=== Data rows ===
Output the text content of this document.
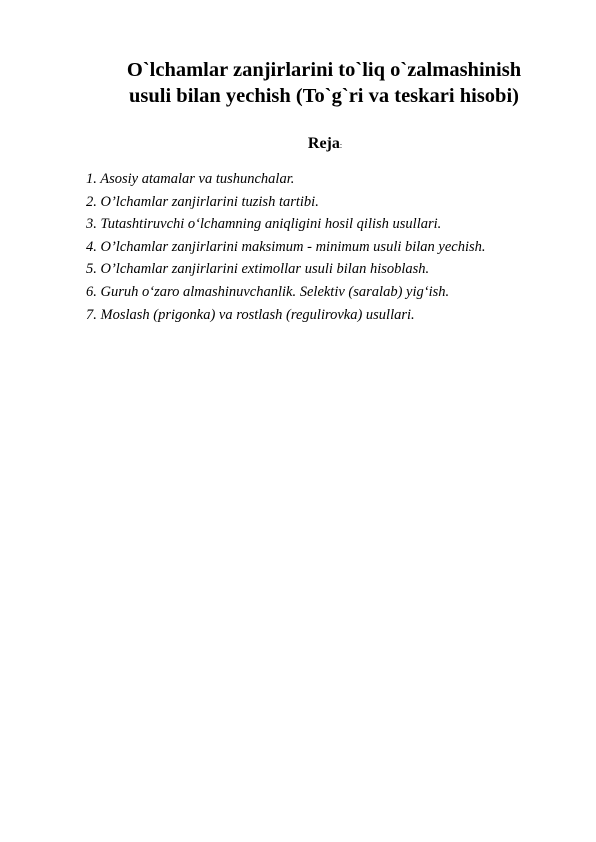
O`lchamlar zanjirlarini to`liq o`zalmashinish
usuli bilan yechish (To`g`ri va teskari hisobi)
Reja:
1. Asosiy atamalar va tushunchalar.
2. O’lchamlar zanjirlarini tuzish tartibi.
3. Tutashtiruvchi o‘lchamning aniqligini hosil qilish usullari.
4. O’lchamlar zanjirlarini maksimum - minimum usuli bilan yechish.
5. O’lchamlar zanjirlarini extimollar usuli bilan hisoblash.
6. Guruh o‘zaro almashinuvchanlik. Selektiv (saralab) yig‘ish.
7. Moslash (prigonka) va rostlash (regulirovka) usullari.
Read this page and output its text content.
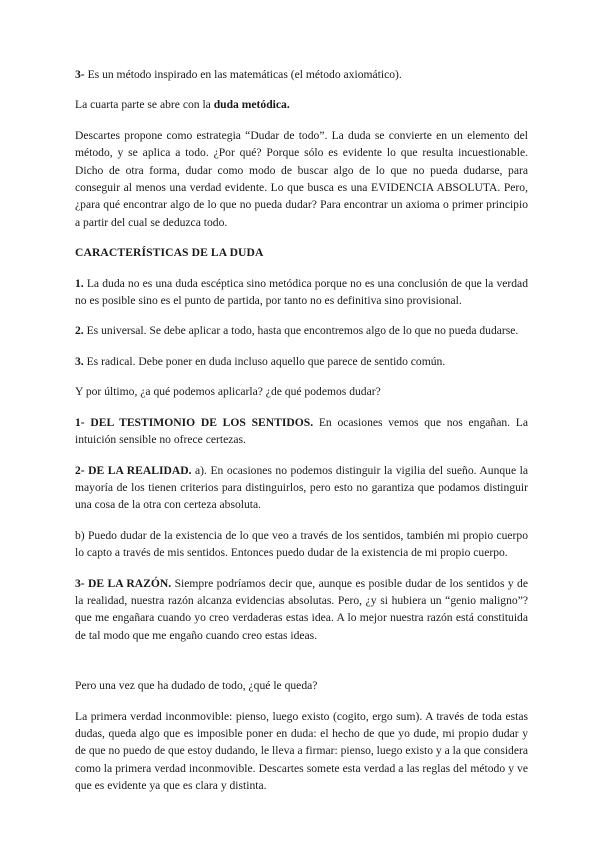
3- Es un método inspirado en las matemáticas (el método axiomático).

La cuarta parte se abre con la duda metódica.

Descartes propone como estrategia “Dudar de todo”. La duda se convierte en un elemento del método, y se aplica a todo. ¿Por qué? Porque sólo es evidente lo que resulta incuestionable. Dicho de otra forma, dudar como modo de buscar algo de lo que no pueda dudarse, para conseguir al menos una verdad evidente. Lo que busca es una EVIDENCIA ABSOLUTA. Pero, ¿para qué encontrar algo de lo que no pueda dudar? Para encontrar un axioma o primer principio a partir del cual se deduzca todo.

CARACTERÍSTICAS DE LA DUDA

1. La duda no es una duda escéptica sino metódica porque no es una conclusión de que la verdad no es posible sino es el punto de partida, por tanto no es definitiva sino provisional.

2. Es universal. Se debe aplicar a todo, hasta que encontremos algo de lo que no pueda dudarse.

3. Es radical. Debe poner en duda incluso aquello que parece de sentido común.

Y por último, ¿a qué podemos aplicarla? ¿de qué podemos dudar?

1- DEL TESTIMONIO DE LOS SENTIDOS. En ocasiones vemos que nos engañan. La intuición sensible no ofrece certezas.

2- DE LA REALIDAD. a). En ocasiones no podemos distinguir la vigilia del sueño. Aunque la mayoría de los tienen criterios para distinguirlos, pero esto no garantiza que podamos distinguir una cosa de la otra con certeza absoluta.

b) Puedo dudar de la existencia de lo que veo a través de los sentidos, también mi propio cuerpo lo capto a través de mis sentidos. Entonces puedo dudar de la existencia de mi propio cuerpo.

3- DE LA RAZÓN. Siempre podríamos decir que, aunque es posible dudar de los sentidos y de la realidad, nuestra razón alcanza evidencias absolutas. Pero, ¿y si hubiera un “genio maligno”? que me engañara cuando yo creo verdaderas estas idea. A lo mejor nuestra razón está constituida de tal modo que me engaño cuando creo estas ideas.

Pero una vez que ha dudado de todo, ¿qué le queda?

La primera verdad inconmovible: pienso, luego existo (cogito, ergo sum). A través de toda estas dudas, queda algo que es imposible poner en duda: el hecho de que yo dude, mi propio dudar y de que no puedo de que estoy dudando, le lleva a firmar: pienso, luego existo y a la que considera como la primera verdad inconmovible. Descartes somete esta verdad a las reglas del método y ve que es evidente ya que es clara y distinta.
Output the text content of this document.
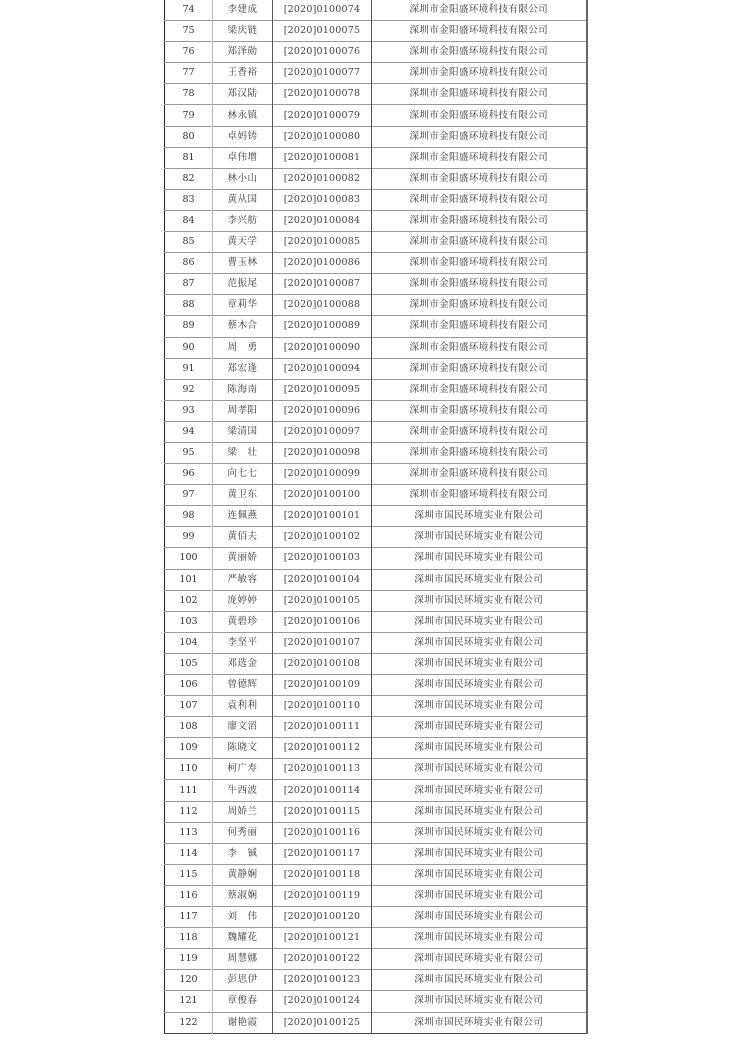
74	李建成	[2020]0100074	深圳市金阳盛环境科技有限公司
75	梁庆链	[2020]0100075	深圳市金阳盛环境科技有限公司
76	郑泽勋	[2020]0100076	深圳市金阳盛环境科技有限公司
77	王香裕	[2020]0100077	深圳市金阳盛环境科技有限公司
78	郑汉陆	[2020]0100078	深圳市金阳盛环境科技有限公司
79	林永镇	[2020]0100079	深圳市金阳盛环境科技有限公司
80	卓妈铸	[2020]0100080	深圳市金阳盛环境科技有限公司
81	卓伟增	[2020]0100081	深圳市金阳盛环境科技有限公司
82	林小山	[2020]0100082	深圳市金阳盛环境科技有限公司
83	黄从国	[2020]0100083	深圳市金阳盛环境科技有限公司
84	李兴舫	[2020]0100084	深圳市金阳盛环境科技有限公司
85	黄天学	[2020]0100085	深圳市金阳盛环境科技有限公司
86	曹玉林	[2020]0100086	深圳市金阳盛环境科技有限公司
87	范振尾	[2020]0100087	深圳市金阳盛环境科技有限公司
88	章莉华	[2020]0100088	深圳市金阳盛环境科技有限公司
89	蔡木合	[2020]0100089	深圳市金阳盛环境科技有限公司
90	周　勇	[2020]0100090	深圳市金阳盛环境科技有限公司
91	郑宏逢	[2020]0100094	深圳市金阳盛环境科技有限公司
92	陈海南	[2020]0100095	深圳市金阳盛环境科技有限公司
93	周孝阳	[2020]0100096	深圳市金阳盛环境科技有限公司
94	梁清国	[2020]0100097	深圳市金阳盛环境科技有限公司
95	梁　壮	[2020]0100098	深圳市金阳盛环境科技有限公司
96	向七七	[2020]0100099	深圳市金阳盛环境科技有限公司
97	黄卫东	[2020]0100100	深圳市金阳盛环境科技有限公司
98	连佩燕	[2020]0100101	深圳市国民环境实业有限公司
99	黄佰夫	[2020]0100102	深圳市国民环境实业有限公司
100	黄丽娇	[2020]0100103	深圳市国民环境实业有限公司
101	严敏容	[2020]0100104	深圳市国民环境实业有限公司
102	庞婷婷	[2020]0100105	深圳市国民环境实业有限公司
103	黄碧珍	[2020]0100106	深圳市国民环境实业有限公司
104	李坚平	[2020]0100107	深圳市国民环境实业有限公司
105	邓选金	[2020]0100108	深圳市国民环境实业有限公司
106	曾德辉	[2020]0100109	深圳市国民环境实业有限公司
107	袁利利	[2020]0100110	深圳市国民环境实业有限公司
108	廖文滔	[2020]0100111	深圳市国民环境实业有限公司
109	陈晓文	[2020]0100112	深圳市国民环境实业有限公司
110	柯广寿	[2020]0100113	深圳市国民环境实业有限公司
111	牛西波	[2020]0100114	深圳市国民环境实业有限公司
112	周娇兰	[2020]0100115	深圳市国民环境实业有限公司
113	何秀丽	[2020]0100116	深圳市国民环境实业有限公司
114	李　铖	[2020]0100117	深圳市国民环境实业有限公司
115	黄静娴	[2020]0100118	深圳市国民环境实业有限公司
116	蔡淑娴	[2020]0100119	深圳市国民环境实业有限公司
117	刘　伟	[2020]0100120	深圳市国民环境实业有限公司
118	魏耀花	[2020]0100121	深圳市国民环境实业有限公司
119	周慧娜	[2020]0100122	深圳市国民环境实业有限公司
120	彭思伊	[2020]0100123	深圳市国民环境实业有限公司
121	章俊春	[2020]0100124	深圳市国民环境实业有限公司
122	谢艳霞	[2020]0100125	深圳市国民环境实业有限公司
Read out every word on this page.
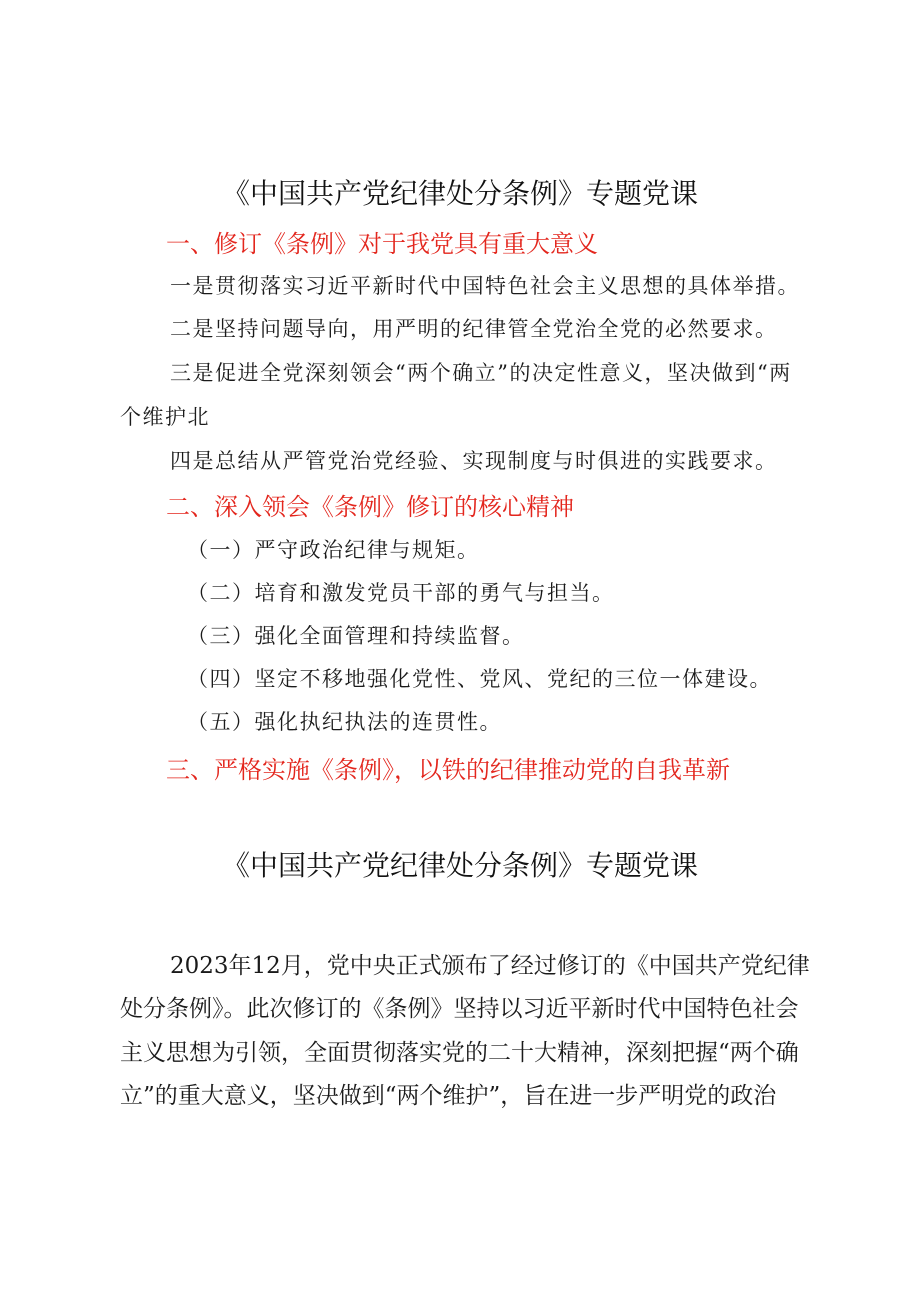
《中国共产党纪律处分条例》专题党课
一、修订《条例》对于我党具有重大意义
一是贯彻落实习近平新时代中国特色社会主义思想的具体举措。
二是坚持问题导向，用严明的纪律管全党治全党的必然要求。
三是促进全党深刻领会“两个确立”的决定性意义，坚决做到“两
个维护北
四是总结从严管党治党经验、实现制度与时俱进的实践要求。
二、深入领会《条例》修订的核心精神
（一）严守政治纪律与规矩。
（二）培育和激发党员干部的勇气与担当。
（三）强化全面管理和持续监督。
（四）坚定不移地强化党性、党风、党纪的三位一体建设。
（五）强化执纪执法的连贯性。
三、严格实施《条例》，以铁的纪律推动党的自我革新
《中国共产党纪律处分条例》专题党课
2023年12月，党中央正式颁布了经过修订的《中国共产党纪律
处分条例》。此次修订的《条例》坚持以习近平新时代中国特色社会
主义思想为引领，全面贯彻落实党的二十大精神，深刻把握“两个确
立”的重大意义，坚决做到“两个维护”，旨在进一步严明党的政治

=== What you will do ===
Extract the full listing above verbatim; pictures are to be left out of the copy.

=== Task result ===
Output the text content of this document.
O`lchamlar zanjirlarini to`liq o`zalmashinish
usuli bilan yechish (To`g`ri va teskari hisobi)
Reja:
1. Asosiy atamalar va tushunchalar.
2. O’lchamlar zanjirlarini tuzish tartibi.
3. Tutashtiruvchi o‘lchamning aniqligini hosil qilish usullari.
4. O’lchamlar zanjirlarini maksimum - minimum usuli bilan yechish.
5. O’lchamlar zanjirlarini extimollar usuli bilan hisoblash.
6. Guruh o‘zaro almashinuvchanlik. Selektiv (saralab) yig‘ish.
7. Moslash (prigonka) va rostlash (regulirovka) usullari.
Read this page and output its text content.
3- Es un método inspirado en las matemáticas (el método axiomático).

La cuarta parte se abre con la duda metódica.

Descartes propone como estrategia “Dudar de todo”. La duda se convierte en un elemento del método, y se aplica a todo. ¿Por qué? Porque sólo es evidente lo que resulta incuestionable. Dicho de otra forma, dudar como modo de buscar algo de lo que no pueda dudarse, para conseguir al menos una verdad evidente. Lo que busca es una EVIDENCIA ABSOLUTA. Pero, ¿para qué encontrar algo de lo que no pueda dudar? Para encontrar un axioma o primer principio a partir del cual se deduzca todo.

CARACTERÍSTICAS DE LA DUDA

1. La duda no es una duda escéptica sino metódica porque no es una conclusión de que la verdad no es posible sino es el punto de partida, por tanto no es definitiva sino provisional.

2. Es universal. Se debe aplicar a todo, hasta que encontremos algo de lo que no pueda dudarse.

3. Es radical. Debe poner en duda incluso aquello que parece de sentido común.

Y por último, ¿a qué podemos aplicarla? ¿de qué podemos dudar?

1- DEL TESTIMONIO DE LOS SENTIDOS. En ocasiones vemos que nos engañan. La intuición sensible no ofrece certezas.

2- DE LA REALIDAD. a). En ocasiones no podemos distinguir la vigilia del sueño. Aunque la mayoría de los tienen criterios para distinguirlos, pero esto no garantiza que podamos distinguir una cosa de la otra con certeza absoluta.

b) Puedo dudar de la existencia de lo que veo a través de los sentidos, también mi propio cuerpo lo capto a través de mis sentidos. Entonces puedo dudar de la existencia de mi propio cuerpo.

3- DE LA RAZÓN. Siempre podríamos decir que, aunque es posible dudar de los sentidos y de la realidad, nuestra razón alcanza evidencias absolutas. Pero, ¿y si hubiera un “genio maligno”? que me engañara cuando yo creo verdaderas estas idea. A lo mejor nuestra razón está constituida de tal modo que me engaño cuando creo estas ideas.

Pero una vez que ha dudado de todo, ¿qué le queda?

La primera verdad inconmovible: pienso, luego existo (cogito, ergo sum). A través de toda estas dudas, queda algo que es imposible poner en duda: el hecho de que yo dude, mi propio dudar y de que no puedo de que estoy dudando, le lleva a firmar: pienso, luego existo y a la que considera como la primera verdad inconmovible. Descartes somete esta verdad a las reglas del método y ve que es evidente ya que es clara y distinta.
Output the text content of this document.
74	李建成	[2020]0100074	深圳市金阳盛环境科技有限公司
75	梁庆链	[2020]0100075	深圳市金阳盛环境科技有限公司
76	郑泽勋	[2020]0100076	深圳市金阳盛环境科技有限公司
77	王香裕	[2020]0100077	深圳市金阳盛环境科技有限公司
78	郑汉陆	[2020]0100078	深圳市金阳盛环境科技有限公司
79	林永镇	[2020]0100079	深圳市金阳盛环境科技有限公司
80	卓妈铸	[2020]0100080	深圳市金阳盛环境科技有限公司
81	卓伟增	[2020]0100081	深圳市金阳盛环境科技有限公司
82	林小山	[2020]0100082	深圳市金阳盛环境科技有限公司
83	黄从国	[2020]0100083	深圳市金阳盛环境科技有限公司
84	李兴舫	[2020]0100084	深圳市金阳盛环境科技有限公司
85	黄天学	[2020]0100085	深圳市金阳盛环境科技有限公司
86	曹玉林	[2020]0100086	深圳市金阳盛环境科技有限公司
87	范振尾	[2020]0100087	深圳市金阳盛环境科技有限公司
88	章莉华	[2020]0100088	深圳市金阳盛环境科技有限公司
89	蔡木合	[2020]0100089	深圳市金阳盛环境科技有限公司
90	周　勇	[2020]0100090	深圳市金阳盛环境科技有限公司
91	郑宏逢	[2020]0100094	深圳市金阳盛环境科技有限公司
92	陈海南	[2020]0100095	深圳市金阳盛环境科技有限公司
93	周孝阳	[2020]0100096	深圳市金阳盛环境科技有限公司
94	梁清国	[2020]0100097	深圳市金阳盛环境科技有限公司
95	梁　壮	[2020]0100098	深圳市金阳盛环境科技有限公司
96	向七七	[2020]0100099	深圳市金阳盛环境科技有限公司
97	黄卫东	[2020]0100100	深圳市金阳盛环境科技有限公司
98	连佩燕	[2020]0100101	深圳市国民环境实业有限公司
99	黄佰夫	[2020]0100102	深圳市国民环境实业有限公司
100	黄丽娇	[2020]0100103	深圳市国民环境实业有限公司
101	严敏容	[2020]0100104	深圳市国民环境实业有限公司
102	庞婷婷	[2020]0100105	深圳市国民环境实业有限公司
103	黄碧珍	[2020]0100106	深圳市国民环境实业有限公司
104	李坚平	[2020]0100107	深圳市国民环境实业有限公司
105	邓选金	[2020]0100108	深圳市国民环境实业有限公司
106	曾德辉	[2020]0100109	深圳市国民环境实业有限公司
107	袁利利	[2020]0100110	深圳市国民环境实业有限公司
108	廖文滔	[2020]0100111	深圳市国民环境实业有限公司
109	陈晓文	[2020]0100112	深圳市国民环境实业有限公司
110	柯广寿	[2020]0100113	深圳市国民环境实业有限公司
111	牛西波	[2020]0100114	深圳市国民环境实业有限公司
112	周娇兰	[2020]0100115	深圳市国民环境实业有限公司
113	何秀丽	[2020]0100116	深圳市国民环境实业有限公司
114	李　铖	[2020]0100117	深圳市国民环境实业有限公司
115	黄静娴	[2020]0100118	深圳市国民环境实业有限公司
116	蔡淑娴	[2020]0100119	深圳市国民环境实业有限公司
117	刘　伟	[2020]0100120	深圳市国民环境实业有限公司
118	魏耀花	[2020]0100121	深圳市国民环境实业有限公司
119	周慧娜	[2020]0100122	深圳市国民环境实业有限公司
120	彭思伊	[2020]0100123	深圳市国民环境实业有限公司
121	章俊春	[2020]0100124	深圳市国民环境实业有限公司
122	谢艳霞	[2020]0100125	深圳市国民环境实业有限公司
Read out every word on this page.
《中国共产党纪律处分条例》专题党课
一、修订《条例》对于我党具有重大意义
一是贯彻落实习近平新时代中国特色社会主义思想的具体举措。
二是坚持问题导向，用严明的纪律管全党治全党的必然要求。
三是促进全党深刻领会“两个确立”的决定性意义，坚决做到“两
个维护北
四是总结从严管党治党经验、实现制度与时俱进的实践要求。
二、深入领会《条例》修订的核心精神
（一）严守政治纪律与规矩。
（二）培育和激发党员干部的勇气与担当。
（三）强化全面管理和持续监督。
（四）坚定不移地强化党性、党风、党纪的三位一体建设。
（五）强化执纪执法的连贯性。
三、严格实施《条例》，以铁的纪律推动党的自我革新
《中国共产党纪律处分条例》专题党课
2023年12月，党中央正式颁布了经过修订的《中国共产党纪律
处分条例》。此次修订的《条例》坚持以习近平新时代中国特色社会
主义思想为引领，全面贯彻落实党的二十大精神，深刻把握“两个确
立”的重大意义，坚决做到“两个维护”，旨在进一步严明党的政治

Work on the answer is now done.